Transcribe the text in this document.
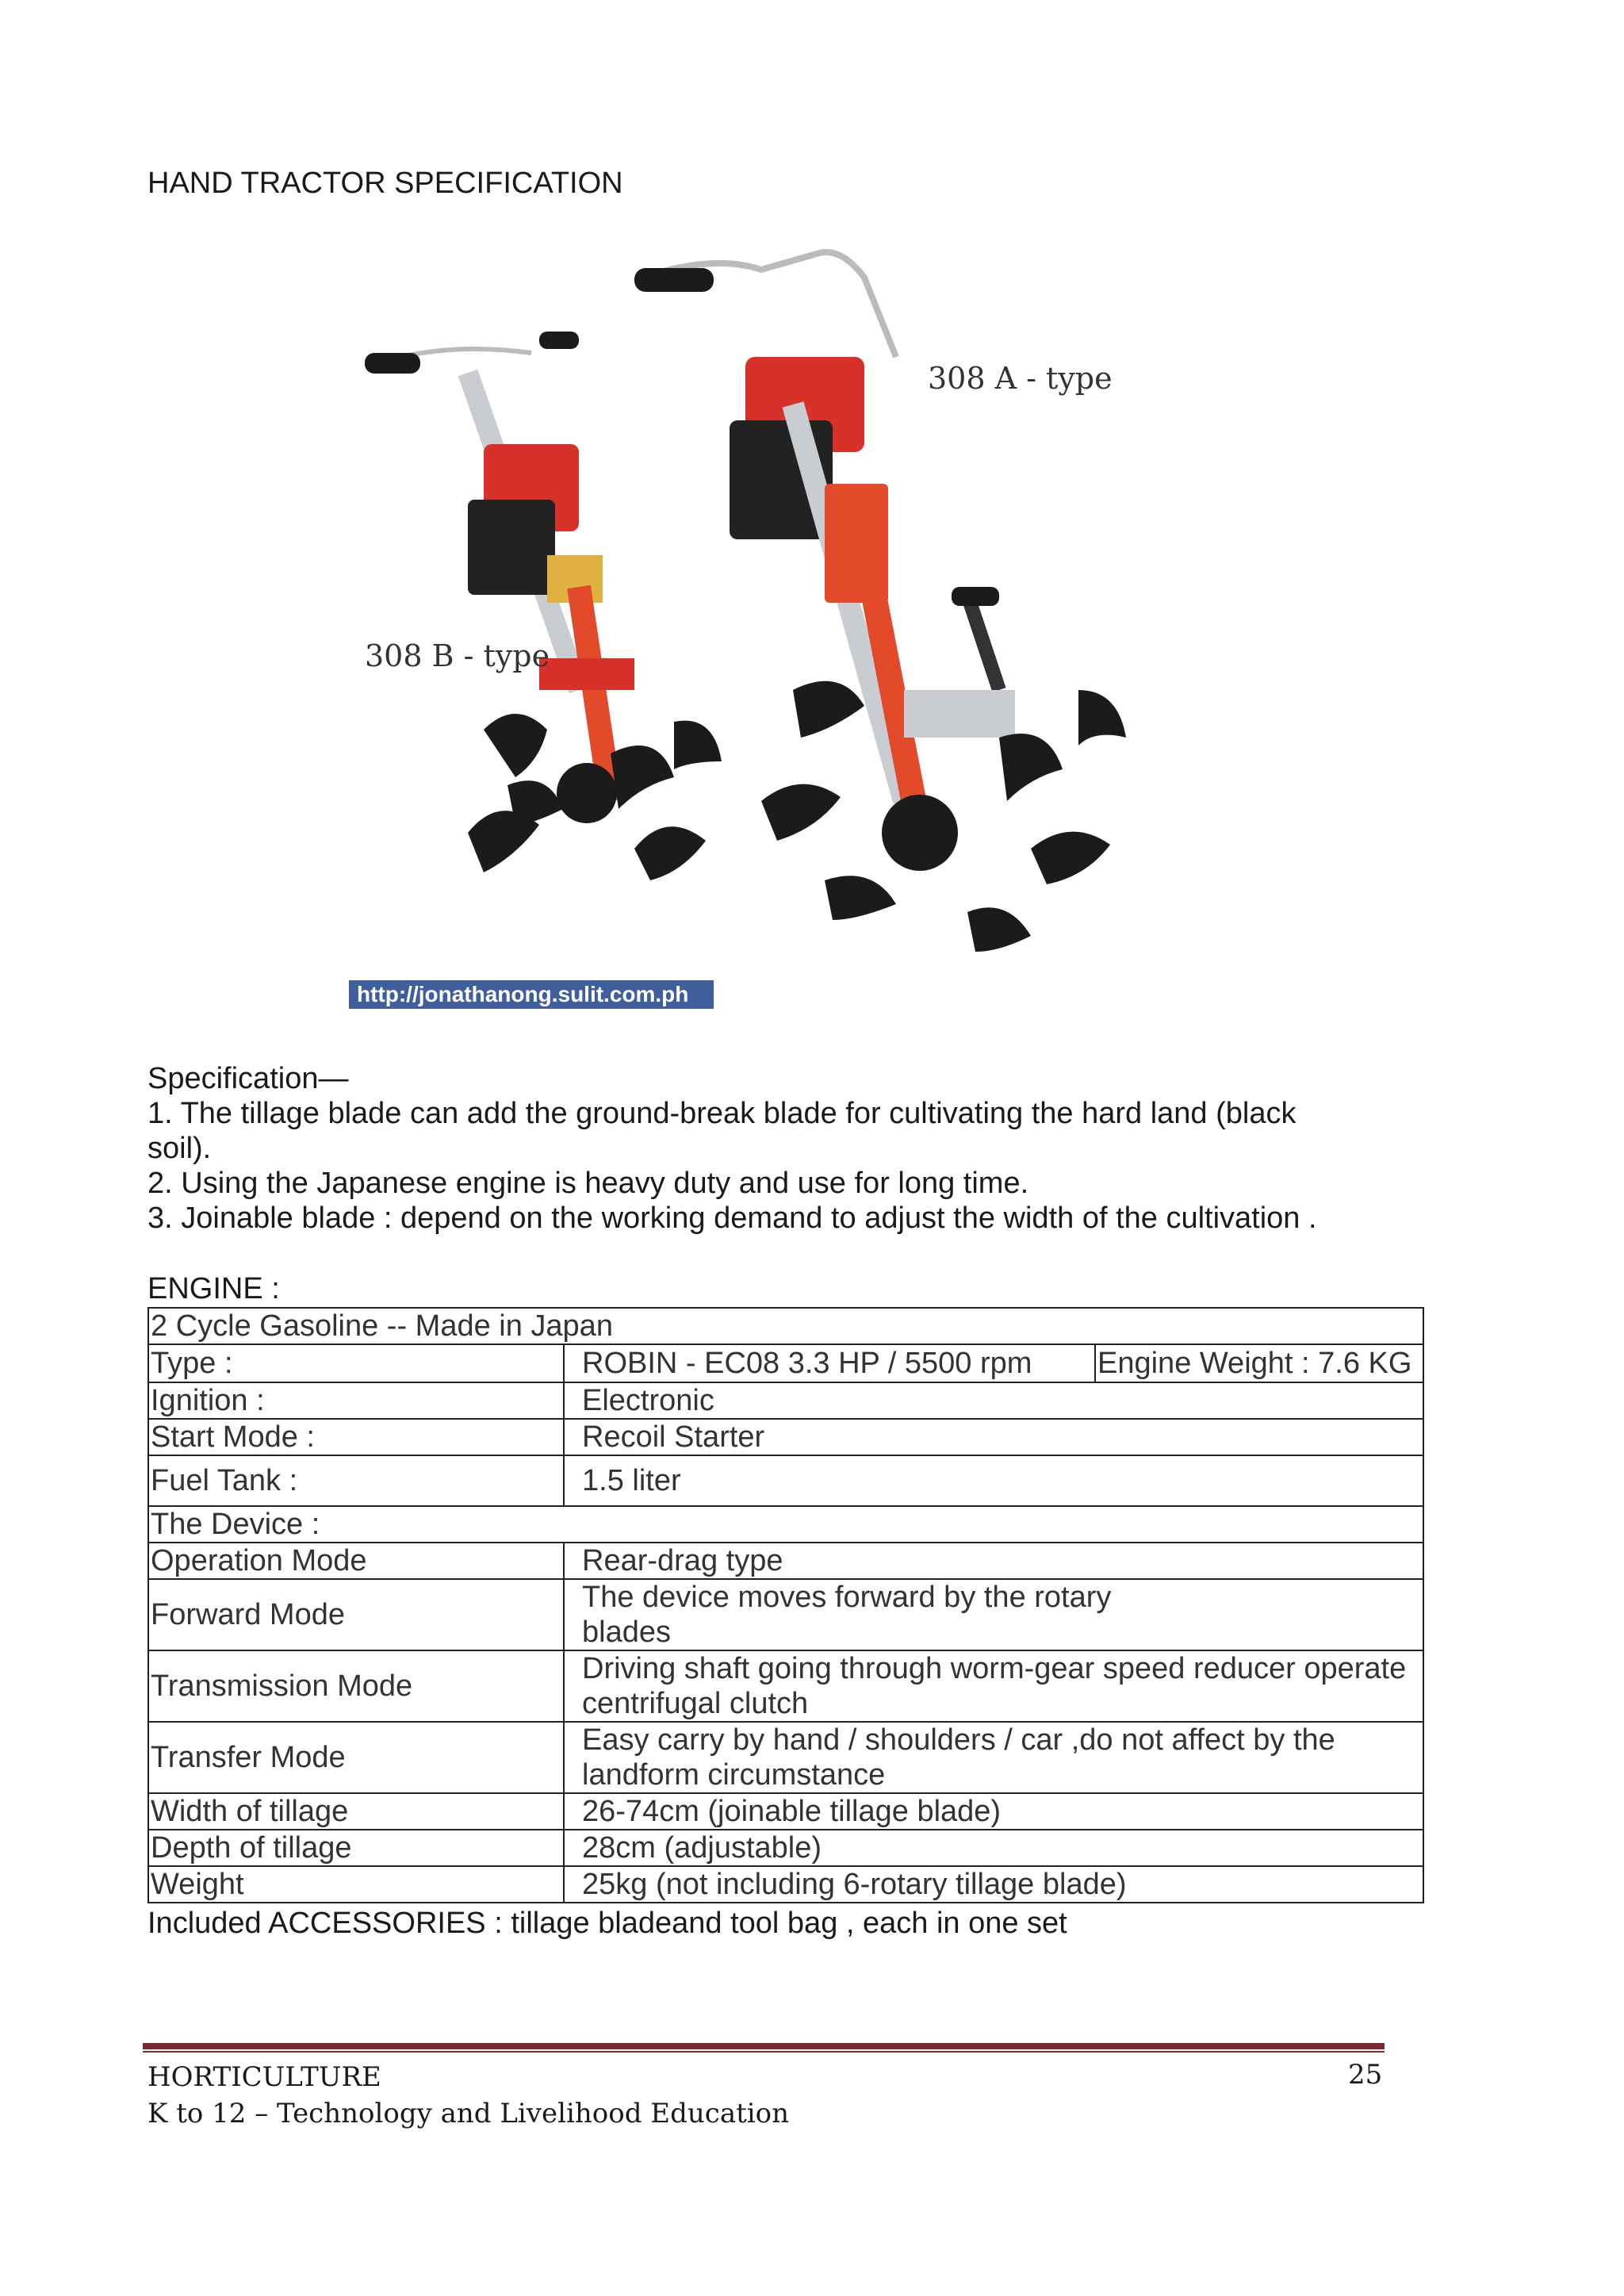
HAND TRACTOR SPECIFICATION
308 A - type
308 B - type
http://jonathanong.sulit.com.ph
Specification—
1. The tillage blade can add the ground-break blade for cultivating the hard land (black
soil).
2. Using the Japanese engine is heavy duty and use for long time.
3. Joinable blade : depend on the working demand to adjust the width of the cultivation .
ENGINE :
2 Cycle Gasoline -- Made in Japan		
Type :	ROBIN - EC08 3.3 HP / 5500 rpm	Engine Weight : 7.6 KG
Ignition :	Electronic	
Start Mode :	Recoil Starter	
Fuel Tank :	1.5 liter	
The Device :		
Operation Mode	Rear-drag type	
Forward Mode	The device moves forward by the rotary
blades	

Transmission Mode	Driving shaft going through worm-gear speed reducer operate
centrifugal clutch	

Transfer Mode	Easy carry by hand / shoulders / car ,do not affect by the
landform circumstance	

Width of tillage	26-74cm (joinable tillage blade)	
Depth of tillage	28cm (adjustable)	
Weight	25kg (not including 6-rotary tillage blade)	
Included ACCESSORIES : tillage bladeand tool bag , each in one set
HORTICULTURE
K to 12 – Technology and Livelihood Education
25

What you are asked to do.
Determine how many lines above contain "rotary" as a word or string. Give the number alone.

Solution for this task.
2